Reproduce the following lines verbatim, with no changes.

[Data supplied]

════

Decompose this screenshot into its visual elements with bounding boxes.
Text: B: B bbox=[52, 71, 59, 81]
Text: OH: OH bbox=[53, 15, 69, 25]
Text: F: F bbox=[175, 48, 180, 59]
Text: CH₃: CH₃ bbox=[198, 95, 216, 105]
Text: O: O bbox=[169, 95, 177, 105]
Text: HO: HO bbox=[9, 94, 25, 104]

════

[Full output]
Decompose this screenshot into its visual elements with bounding boxes.
Text: B: B bbox=[52, 71, 59, 81]
Text: OH: OH bbox=[53, 15, 69, 25]
Text: F: F bbox=[175, 48, 180, 59]
Text: CH₃: CH₃ bbox=[198, 95, 216, 105]
Text: O: O bbox=[169, 95, 177, 105]
Text: HO: HO bbox=[9, 94, 25, 104]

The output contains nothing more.